Stored data entries
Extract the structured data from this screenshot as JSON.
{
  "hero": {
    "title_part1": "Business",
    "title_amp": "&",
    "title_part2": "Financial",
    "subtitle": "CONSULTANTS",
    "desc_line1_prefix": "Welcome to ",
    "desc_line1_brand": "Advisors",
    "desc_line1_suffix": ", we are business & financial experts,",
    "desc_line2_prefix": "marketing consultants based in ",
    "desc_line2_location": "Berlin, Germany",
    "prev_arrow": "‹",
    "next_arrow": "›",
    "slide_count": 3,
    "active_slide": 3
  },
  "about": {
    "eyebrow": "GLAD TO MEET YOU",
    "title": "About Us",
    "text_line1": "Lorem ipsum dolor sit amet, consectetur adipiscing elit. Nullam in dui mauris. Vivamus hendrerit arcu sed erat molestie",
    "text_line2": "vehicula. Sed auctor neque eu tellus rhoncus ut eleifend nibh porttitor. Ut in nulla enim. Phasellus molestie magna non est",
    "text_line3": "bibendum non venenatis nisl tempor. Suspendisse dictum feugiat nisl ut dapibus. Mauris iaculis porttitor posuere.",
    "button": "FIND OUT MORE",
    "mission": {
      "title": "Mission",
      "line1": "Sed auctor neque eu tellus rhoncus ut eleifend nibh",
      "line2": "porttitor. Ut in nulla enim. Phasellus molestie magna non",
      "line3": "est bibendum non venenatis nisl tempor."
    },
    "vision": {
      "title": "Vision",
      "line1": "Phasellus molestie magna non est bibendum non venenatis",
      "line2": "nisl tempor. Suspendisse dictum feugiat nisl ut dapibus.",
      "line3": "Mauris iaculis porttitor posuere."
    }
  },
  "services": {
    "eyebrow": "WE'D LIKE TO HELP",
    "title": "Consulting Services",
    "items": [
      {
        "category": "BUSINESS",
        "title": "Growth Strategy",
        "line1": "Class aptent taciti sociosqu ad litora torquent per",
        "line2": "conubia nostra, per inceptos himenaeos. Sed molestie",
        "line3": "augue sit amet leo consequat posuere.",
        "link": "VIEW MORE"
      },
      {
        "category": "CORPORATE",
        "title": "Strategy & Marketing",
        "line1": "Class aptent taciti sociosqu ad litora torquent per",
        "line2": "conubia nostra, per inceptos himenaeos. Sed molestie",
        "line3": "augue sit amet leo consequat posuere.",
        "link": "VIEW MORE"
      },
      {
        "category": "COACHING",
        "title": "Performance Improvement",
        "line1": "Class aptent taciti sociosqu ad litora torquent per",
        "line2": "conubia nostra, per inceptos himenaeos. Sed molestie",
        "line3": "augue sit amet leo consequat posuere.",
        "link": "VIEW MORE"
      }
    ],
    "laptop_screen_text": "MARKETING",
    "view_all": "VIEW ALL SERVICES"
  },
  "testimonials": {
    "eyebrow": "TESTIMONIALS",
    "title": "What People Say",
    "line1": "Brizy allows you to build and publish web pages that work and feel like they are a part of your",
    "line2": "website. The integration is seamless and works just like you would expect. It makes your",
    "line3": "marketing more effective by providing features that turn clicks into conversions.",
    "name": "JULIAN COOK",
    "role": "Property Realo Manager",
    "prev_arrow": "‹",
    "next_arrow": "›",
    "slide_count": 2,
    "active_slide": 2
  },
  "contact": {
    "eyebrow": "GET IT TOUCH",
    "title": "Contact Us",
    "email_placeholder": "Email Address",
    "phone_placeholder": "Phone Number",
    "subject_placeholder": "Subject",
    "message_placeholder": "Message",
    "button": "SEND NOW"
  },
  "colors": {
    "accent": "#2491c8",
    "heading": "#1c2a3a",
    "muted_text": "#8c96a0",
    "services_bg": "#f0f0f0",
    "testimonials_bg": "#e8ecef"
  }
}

» AIM OF THE EXERCISE:
Tally up the lines holding the string "iaculis" in this listing, and report the total alone.

» ANSWER TO THE EXERCISE:
2